▶ [What is required]:
Every entry must be given again exactly.
* BEGIN Given data *
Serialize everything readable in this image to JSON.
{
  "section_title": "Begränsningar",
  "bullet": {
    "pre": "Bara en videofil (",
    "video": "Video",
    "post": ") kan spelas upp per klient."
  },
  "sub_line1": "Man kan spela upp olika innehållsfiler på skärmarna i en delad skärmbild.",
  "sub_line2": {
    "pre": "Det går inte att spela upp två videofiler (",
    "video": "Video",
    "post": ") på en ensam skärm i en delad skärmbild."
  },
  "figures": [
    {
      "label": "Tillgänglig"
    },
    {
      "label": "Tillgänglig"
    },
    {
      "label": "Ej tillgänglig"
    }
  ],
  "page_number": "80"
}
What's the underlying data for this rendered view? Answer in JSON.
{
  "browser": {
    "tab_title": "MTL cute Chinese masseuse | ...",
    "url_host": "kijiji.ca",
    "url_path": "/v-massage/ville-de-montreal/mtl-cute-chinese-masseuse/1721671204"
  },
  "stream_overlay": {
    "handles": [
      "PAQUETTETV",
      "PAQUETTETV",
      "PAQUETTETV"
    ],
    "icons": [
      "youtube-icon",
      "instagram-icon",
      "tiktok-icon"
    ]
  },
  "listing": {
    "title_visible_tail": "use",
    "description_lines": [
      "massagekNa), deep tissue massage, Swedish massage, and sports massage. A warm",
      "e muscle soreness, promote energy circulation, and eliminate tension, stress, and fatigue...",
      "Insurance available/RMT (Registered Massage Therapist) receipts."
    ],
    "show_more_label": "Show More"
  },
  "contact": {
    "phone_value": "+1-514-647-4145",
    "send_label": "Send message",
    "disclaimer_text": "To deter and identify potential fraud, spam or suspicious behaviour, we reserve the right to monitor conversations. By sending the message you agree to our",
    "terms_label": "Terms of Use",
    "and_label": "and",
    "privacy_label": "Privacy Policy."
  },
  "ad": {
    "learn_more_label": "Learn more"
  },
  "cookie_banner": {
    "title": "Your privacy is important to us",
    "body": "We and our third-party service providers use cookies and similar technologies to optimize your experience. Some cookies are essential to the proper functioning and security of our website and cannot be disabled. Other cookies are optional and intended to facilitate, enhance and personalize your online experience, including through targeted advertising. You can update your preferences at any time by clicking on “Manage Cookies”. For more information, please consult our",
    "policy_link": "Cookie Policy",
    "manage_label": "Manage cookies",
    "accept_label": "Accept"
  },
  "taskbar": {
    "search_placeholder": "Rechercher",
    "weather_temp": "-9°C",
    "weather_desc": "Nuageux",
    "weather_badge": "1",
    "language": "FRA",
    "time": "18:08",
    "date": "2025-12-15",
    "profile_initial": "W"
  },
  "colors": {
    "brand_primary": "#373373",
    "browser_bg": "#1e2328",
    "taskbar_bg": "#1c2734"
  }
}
* END Given data *
▶ [Solution]:
Serialize everything readable in this image to JSON.
{
  "section_title": "Begränsningar",
  "bullet": {
    "pre": "Bara en videofil (",
    "video": "Video",
    "post": ") kan spelas upp per klient."
  },
  "sub_line1": "Man kan spela upp olika innehållsfiler på skärmarna i en delad skärmbild.",
  "sub_line2": {
    "pre": "Det går inte att spela upp två videofiler (",
    "video": "Video",
    "post": ") på en ensam skärm i en delad skärmbild."
  },
  "figures": [
    {
      "label": "Tillgänglig"
    },
    {
      "label": "Tillgänglig"
    },
    {
      "label": "Ej tillgänglig"
    }
  ],
  "page_number": "80"
}
What's the underlying data for this rendered view? Answer in JSON.
{
  "browser": {
    "tab_title": "MTL cute Chinese masseuse | ...",
    "url_host": "kijiji.ca",
    "url_path": "/v-massage/ville-de-montreal/mtl-cute-chinese-masseuse/1721671204"
  },
  "stream_overlay": {
    "handles": [
      "PAQUETTETV",
      "PAQUETTETV",
      "PAQUETTETV"
    ],
    "icons": [
      "youtube-icon",
      "instagram-icon",
      "tiktok-icon"
    ]
  },
  "listing": {
    "title_visible_tail": "use",
    "description_lines": [
      "massagekNa), deep tissue massage, Swedish massage, and sports massage. A warm",
      "e muscle soreness, promote energy circulation, and eliminate tension, stress, and fatigue...",
      "Insurance available/RMT (Registered Massage Therapist) receipts."
    ],
    "show_more_label": "Show More"
  },
  "contact": {
    "phone_value": "+1-514-647-4145",
    "send_label": "Send message",
    "disclaimer_text": "To deter and identify potential fraud, spam or suspicious behaviour, we reserve the right to monitor conversations. By sending the message you agree to our",
    "terms_label": "Terms of Use",
    "and_label": "and",
    "privacy_label": "Privacy Policy."
  },
  "ad": {
    "learn_more_label": "Learn more"
  },
  "cookie_banner": {
    "title": "Your privacy is important to us",
    "body": "We and our third-party service providers use cookies and similar technologies to optimize your experience. Some cookies are essential to the proper functioning and security of our website and cannot be disabled. Other cookies are optional and intended to facilitate, enhance and personalize your online experience, including through targeted advertising. You can update your preferences at any time by clicking on “Manage Cookies”. For more information, please consult our",
    "policy_link": "Cookie Policy",
    "manage_label": "Manage cookies",
    "accept_label": "Accept"
  },
  "taskbar": {
    "search_placeholder": "Rechercher",
    "weather_temp": "-9°C",
    "weather_desc": "Nuageux",
    "weather_badge": "1",
    "language": "FRA",
    "time": "18:08",
    "date": "2025-12-15",
    "profile_initial": "W"
  },
  "colors": {
    "brand_primary": "#373373",
    "browser_bg": "#1e2328",
    "taskbar_bg": "#1c2734"
  }
}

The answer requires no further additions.